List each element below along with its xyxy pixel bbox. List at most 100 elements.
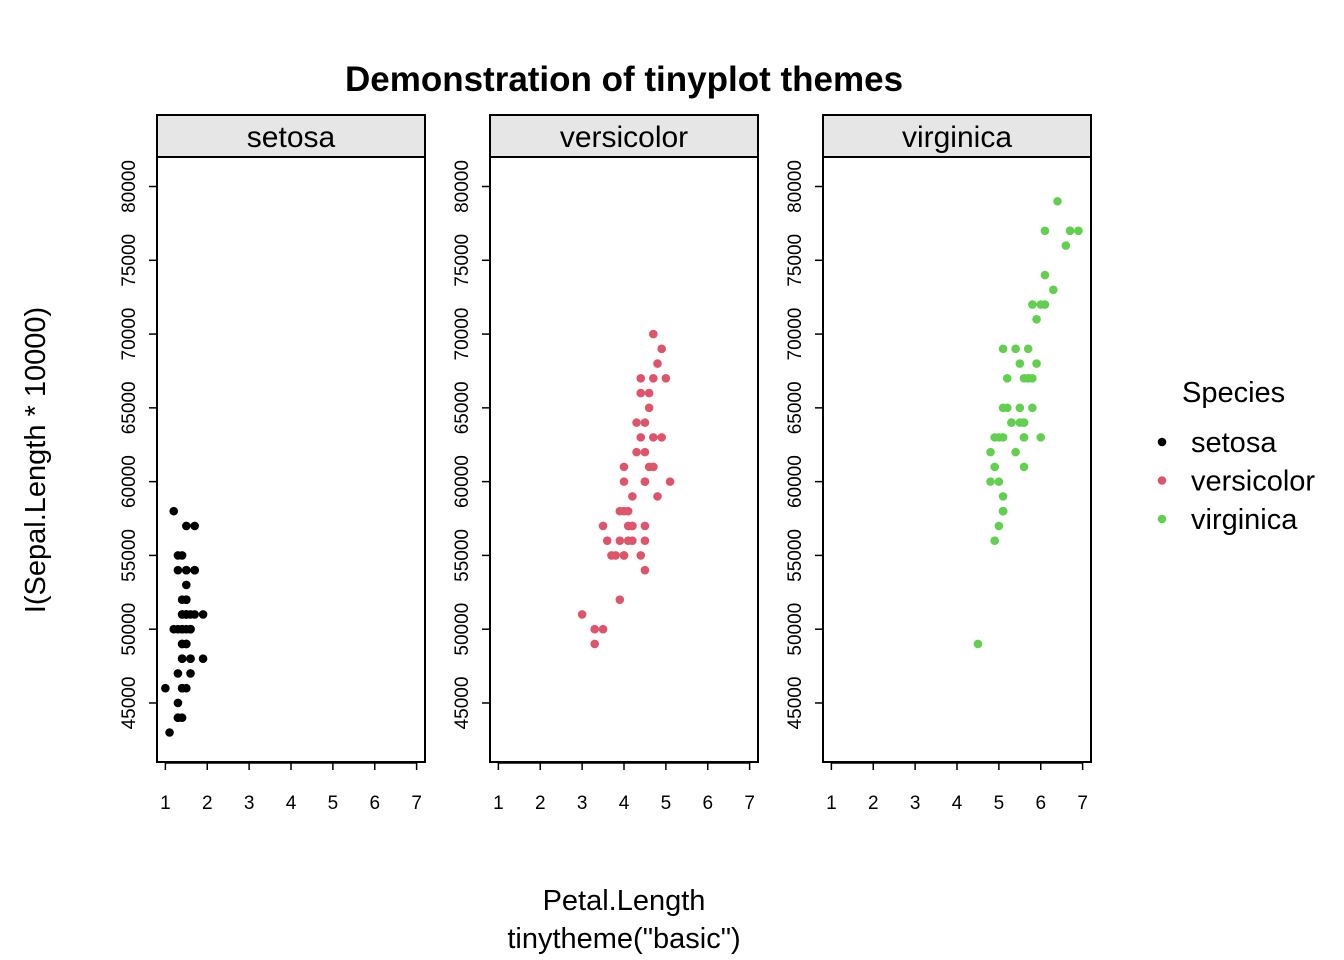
data-point-virginica bbox=[998, 506, 1008, 516]
x-axis-label: Petal.Length bbox=[543, 885, 706, 917]
data-point-setosa bbox=[190, 521, 199, 531]
facet-strip-label: virginica bbox=[902, 121, 1012, 154]
data-point-versicolor bbox=[632, 447, 641, 457]
y-tick-label: 50000 bbox=[452, 603, 473, 656]
data-point-setosa bbox=[173, 669, 183, 678]
data-point-versicolor bbox=[636, 388, 646, 398]
data-point-virginica bbox=[998, 492, 1008, 501]
data-point-versicolor bbox=[653, 359, 662, 368]
data-point-virginica bbox=[1061, 241, 1071, 250]
data-point-versicolor bbox=[619, 462, 629, 472]
data-point-setosa bbox=[173, 713, 183, 723]
data-point-versicolor bbox=[636, 433, 646, 442]
data-point-virginica bbox=[1015, 418, 1025, 427]
y-tick-label: 65000 bbox=[452, 381, 473, 434]
data-point-versicolor bbox=[598, 521, 608, 531]
plot-frame bbox=[489, 156, 759, 763]
data-point-versicolor bbox=[602, 536, 612, 545]
data-point-setosa bbox=[177, 683, 187, 693]
data-point-setosa bbox=[186, 654, 195, 664]
data-point-virginica bbox=[1032, 359, 1041, 368]
data-point-setosa bbox=[182, 565, 191, 575]
data-point-virginica bbox=[1036, 300, 1046, 309]
legend-marker-virginica bbox=[1157, 514, 1167, 524]
data-point-virginica bbox=[1007, 418, 1016, 427]
data-point-versicolor bbox=[640, 536, 650, 545]
y-tick-label: 45000 bbox=[785, 677, 806, 730]
x-tick-label: 4 bbox=[619, 793, 630, 814]
y-tick-label: 70000 bbox=[785, 308, 806, 361]
x-axis-sublabel: tinytheme("basic") bbox=[507, 923, 740, 955]
data-point-setosa bbox=[182, 595, 191, 604]
y-tick-label: 50000 bbox=[785, 603, 806, 656]
facet-panel-setosa: setosa 1 2 3 4 5 6 7 45000 50000 55000 60000 65000 70… bbox=[119, 114, 426, 814]
x-tick-label: 1 bbox=[826, 793, 837, 814]
data-point-virginica bbox=[1019, 433, 1029, 442]
data-point-setosa bbox=[198, 654, 208, 664]
x-tick-label: 5 bbox=[661, 793, 672, 814]
x-tick-label: 2 bbox=[202, 793, 213, 814]
y-tick-label: 45000 bbox=[452, 677, 473, 730]
data-point-versicolor bbox=[644, 403, 654, 413]
data-point-virginica bbox=[998, 344, 1008, 354]
x-tick-label: 3 bbox=[577, 793, 588, 814]
x-tick-label: 3 bbox=[910, 793, 921, 814]
y-tick-label: 80000 bbox=[119, 160, 140, 213]
data-point-virginica bbox=[973, 639, 983, 649]
x-tick-label: 3 bbox=[244, 793, 255, 814]
data-point-setosa bbox=[186, 610, 195, 619]
facet-strip-label: versicolor bbox=[560, 121, 688, 154]
x-tick-label: 7 bbox=[1077, 793, 1088, 814]
y-tick-label: 50000 bbox=[119, 603, 140, 656]
data-point-versicolor bbox=[590, 639, 599, 649]
y-tick-label: 70000 bbox=[452, 308, 473, 361]
data-point-setosa bbox=[186, 624, 195, 634]
data-point-virginica bbox=[1040, 270, 1050, 280]
legend-label-versicolor: versicolor bbox=[1191, 466, 1315, 498]
data-point-versicolor bbox=[649, 433, 658, 442]
plot-frame bbox=[156, 156, 426, 763]
data-point-setosa bbox=[177, 639, 187, 649]
data-point-virginica bbox=[1015, 359, 1025, 368]
data-point-virginica bbox=[1053, 196, 1062, 206]
legend-label-setosa: setosa bbox=[1191, 427, 1277, 459]
data-point-versicolor bbox=[615, 536, 625, 545]
data-point-versicolor bbox=[615, 595, 625, 604]
data-point-virginica bbox=[1002, 403, 1012, 413]
data-point-versicolor bbox=[661, 374, 671, 383]
facet-panels: setosa 1 2 3 4 5 6 7 45000 50000 55000 60000 65000 70… bbox=[119, 114, 1092, 814]
x-tick-label: 6 bbox=[369, 793, 380, 814]
data-point-versicolor bbox=[640, 447, 650, 457]
data-point-versicolor bbox=[619, 477, 629, 486]
data-point-virginica bbox=[1028, 300, 1037, 309]
x-tick-label: 7 bbox=[744, 793, 755, 814]
y-tick-label: 60000 bbox=[785, 455, 806, 508]
facet-strip bbox=[489, 114, 759, 158]
data-point-virginica bbox=[1074, 226, 1083, 236]
data-point-virginica bbox=[1002, 374, 1012, 383]
data-point-versicolor bbox=[640, 521, 650, 531]
y-tick-label: 80000 bbox=[785, 160, 806, 213]
plot-frame bbox=[822, 156, 1092, 763]
data-point-versicolor bbox=[653, 492, 662, 501]
x-tick-label: 5 bbox=[328, 793, 339, 814]
data-point-versicolor bbox=[657, 433, 666, 442]
data-point-virginica bbox=[1023, 374, 1033, 383]
data-point-setosa bbox=[177, 624, 187, 634]
data-point-virginica bbox=[1019, 462, 1029, 472]
x-tick-label: 7 bbox=[411, 793, 422, 814]
data-point-virginica bbox=[1036, 433, 1046, 442]
data-point-versicolor bbox=[665, 477, 675, 486]
data-point-versicolor bbox=[598, 624, 608, 634]
y-axis-label: I(Sepal.Length * 10000) bbox=[20, 307, 52, 613]
data-point-virginica bbox=[1011, 344, 1020, 354]
x-tick-label: 4 bbox=[286, 793, 297, 814]
data-point-versicolor bbox=[590, 624, 599, 634]
y-tick-label: 45000 bbox=[119, 677, 140, 730]
legend-marker-setosa bbox=[1157, 437, 1167, 447]
data-point-versicolor bbox=[644, 388, 654, 398]
data-point-virginica bbox=[1028, 403, 1037, 413]
x-tick-label: 4 bbox=[952, 793, 963, 814]
x-tick-label: 1 bbox=[160, 793, 171, 814]
x-tick-label: 2 bbox=[535, 793, 546, 814]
※
#### [Aim of the task]
Turn the lines of the records between the line holding "data-point-virginica bbox=[998, 506, 1008, 516]" and the line holding "plot-frame bbox=[489, 156, 759, 763]", inclusive, into a JSON list of strings, one string per line, skipping any blank lines.

#### [Problem solution]
[
  "data-point-virginica bbox=[998, 506, 1008, 516]",
  "x-axis-label: Petal.Length bbox=[543, 885, 706, 917]",
  "data-point-setosa bbox=[190, 521, 199, 531]",
  "facet-strip-label: virginica bbox=[902, 121, 1012, 154]",
  "data-point-versicolor bbox=[632, 447, 641, 457]",
  "y-tick-label: 50000 bbox=[452, 603, 473, 656]",
  "data-point-setosa bbox=[173, 669, 183, 678]",
  "data-point-versicolor bbox=[636, 388, 646, 398]",
  "data-point-virginica bbox=[998, 492, 1008, 501]",
  "data-point-versicolor bbox=[653, 359, 662, 368]",
  "data-point-virginica bbox=[1061, 241, 1071, 250]",
  "data-point-versicolor bbox=[619, 462, 629, 472]",
  "data-point-setosa bbox=[173, 713, 183, 723]",
  "data-point-versicolor bbox=[636, 433, 646, 442]",
  "data-point-virginica bbox=[1015, 418, 1025, 427]",
  "y-tick-label: 65000 bbox=[452, 381, 473, 434]",
  "data-point-versicolor bbox=[598, 521, 608, 531]",
  "plot-frame bbox=[489, 156, 759, 763]"
]